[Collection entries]
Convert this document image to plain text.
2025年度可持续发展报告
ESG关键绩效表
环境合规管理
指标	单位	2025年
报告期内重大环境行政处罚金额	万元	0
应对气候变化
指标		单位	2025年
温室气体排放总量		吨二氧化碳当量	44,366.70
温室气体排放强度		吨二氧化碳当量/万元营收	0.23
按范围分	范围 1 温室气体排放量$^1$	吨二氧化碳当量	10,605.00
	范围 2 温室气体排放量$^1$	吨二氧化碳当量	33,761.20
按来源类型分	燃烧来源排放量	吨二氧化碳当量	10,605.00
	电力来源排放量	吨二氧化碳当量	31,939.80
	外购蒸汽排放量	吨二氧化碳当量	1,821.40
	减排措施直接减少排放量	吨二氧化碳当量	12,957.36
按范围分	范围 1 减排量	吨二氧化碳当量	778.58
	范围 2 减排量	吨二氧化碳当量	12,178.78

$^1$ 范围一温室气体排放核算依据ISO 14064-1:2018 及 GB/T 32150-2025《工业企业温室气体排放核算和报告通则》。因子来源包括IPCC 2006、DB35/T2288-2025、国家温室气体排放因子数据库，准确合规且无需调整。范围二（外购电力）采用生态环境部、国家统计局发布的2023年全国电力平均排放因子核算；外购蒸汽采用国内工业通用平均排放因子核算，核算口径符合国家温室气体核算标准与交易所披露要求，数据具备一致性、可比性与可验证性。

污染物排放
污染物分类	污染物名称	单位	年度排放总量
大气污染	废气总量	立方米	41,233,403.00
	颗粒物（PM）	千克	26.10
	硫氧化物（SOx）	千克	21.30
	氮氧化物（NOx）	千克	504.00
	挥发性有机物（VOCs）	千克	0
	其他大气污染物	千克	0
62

Aim of the task:
Copy the material above back out, exactly as written.

Finished exercise:
Convert this document image to plain text.
2025年度可持续发展报告
ESG关键绩效表
环境合规管理
指标	单位	2025年
报告期内重大环境行政处罚金额	万元	0
应对气候变化
指标		单位	2025年
温室气体排放总量		吨二氧化碳当量	44,366.70
温室气体排放强度		吨二氧化碳当量/万元营收	0.23
按范围分	范围 1 温室气体排放量$^1$	吨二氧化碳当量	10,605.00
	范围 2 温室气体排放量$^1$	吨二氧化碳当量	33,761.20
按来源类型分	燃烧来源排放量	吨二氧化碳当量	10,605.00
	电力来源排放量	吨二氧化碳当量	31,939.80
	外购蒸汽排放量	吨二氧化碳当量	1,821.40
	减排措施直接减少排放量	吨二氧化碳当量	12,957.36
按范围分	范围 1 减排量	吨二氧化碳当量	778.58
	范围 2 减排量	吨二氧化碳当量	12,178.78

$^1$ 范围一温室气体排放核算依据ISO 14064-1:2018 及 GB/T 32150-2025《工业企业温室气体排放核算和报告通则》。因子来源包括IPCC 2006、DB35/T2288-2025、国家温室气体排放因子数据库，准确合规且无需调整。范围二（外购电力）采用生态环境部、国家统计局发布的2023年全国电力平均排放因子核算；外购蒸汽采用国内工业通用平均排放因子核算，核算口径符合国家温室气体核算标准与交易所披露要求，数据具备一致性、可比性与可验证性。

污染物排放
污染物分类	污染物名称	单位	年度排放总量
大气污染	废气总量	立方米	41,233,403.00
	颗粒物（PM）	千克	26.10
	硫氧化物（SOx）	千克	21.30
	氮氧化物（NOx）	千克	504.00
	挥发性有机物（VOCs）	千克	0
	其他大气污染物	千克	0
62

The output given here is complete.